◆ Written request
Leaving the pictures aside, transcribe every line below exactly.

Data items
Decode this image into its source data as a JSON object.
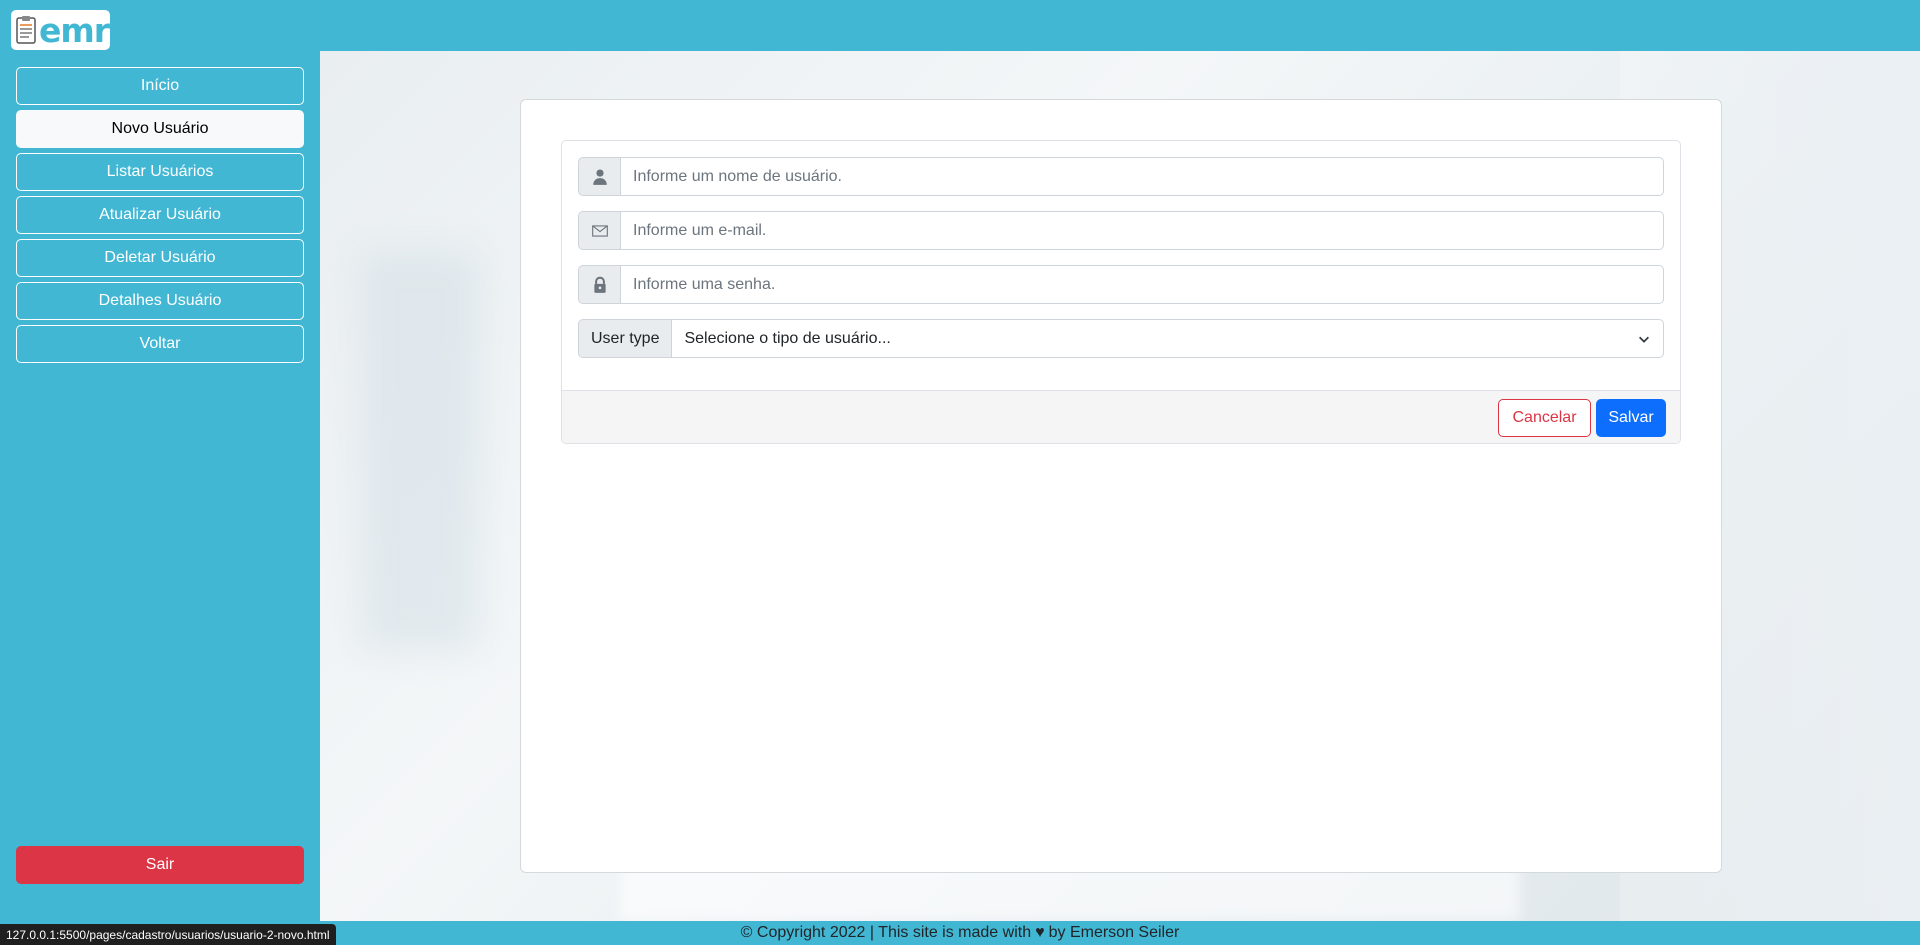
{
  "header": {
    "logo_text": "emr"
  },
  "sidebar": {
    "items": [
      {
        "label": "Início"
      },
      {
        "label": "Novo Usuário"
      },
      {
        "label": "Listar Usuários"
      },
      {
        "label": "Atualizar Usuário"
      },
      {
        "label": "Deletar Usuário"
      },
      {
        "label": "Detalhes Usuário"
      },
      {
        "label": "Voltar"
      }
    ],
    "logout_label": "Sair"
  },
  "form": {
    "username_placeholder": "Informe um nome de usuário.",
    "email_placeholder": "Informe um e-mail.",
    "password_placeholder": "Informe uma senha.",
    "user_type_label": "User type",
    "user_type_selected": "Selecione o tipo de usuário...",
    "cancel_label": "Cancelar",
    "save_label": "Salvar"
  },
  "footer": {
    "text_before": "© Copyright 2022 | This site is made with",
    "heart": "♥",
    "text_after": "by Emerson Seiler"
  },
  "status_bar": {
    "url": "127.0.0.1:5500/pages/cadastro/usuarios/usuario-2-novo.html"
  },
  "colors": {
    "accent": "#42b7d4",
    "danger": "#dc3545",
    "primary": "#0d6efd"
  },
  "icons": [
    "clipboard-icon",
    "user-icon",
    "envelope-icon",
    "lock-icon",
    "chevron-down-icon"
  ]
}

◆ Full output
Decode this image into its source data as a JSON object.
{
  "header": {
    "logo_text": "emr"
  },
  "sidebar": {
    "items": [
      {
        "label": "Início"
      },
      {
        "label": "Novo Usuário"
      },
      {
        "label": "Listar Usuários"
      },
      {
        "label": "Atualizar Usuário"
      },
      {
        "label": "Deletar Usuário"
      },
      {
        "label": "Detalhes Usuário"
      },
      {
        "label": "Voltar"
      }
    ],
    "logout_label": "Sair"
  },
  "form": {
    "username_placeholder": "Informe um nome de usuário.",
    "email_placeholder": "Informe um e-mail.",
    "password_placeholder": "Informe uma senha.",
    "user_type_label": "User type",
    "user_type_selected": "Selecione o tipo de usuário...",
    "cancel_label": "Cancelar",
    "save_label": "Salvar"
  },
  "footer": {
    "text_before": "© Copyright 2022 | This site is made with",
    "heart": "♥",
    "text_after": "by Emerson Seiler"
  },
  "status_bar": {
    "url": "127.0.0.1:5500/pages/cadastro/usuarios/usuario-2-novo.html"
  },
  "colors": {
    "accent": "#42b7d4",
    "danger": "#dc3545",
    "primary": "#0d6efd"
  },
  "icons": [
    "clipboard-icon",
    "user-icon",
    "envelope-icon",
    "lock-icon",
    "chevron-down-icon"
  ]
}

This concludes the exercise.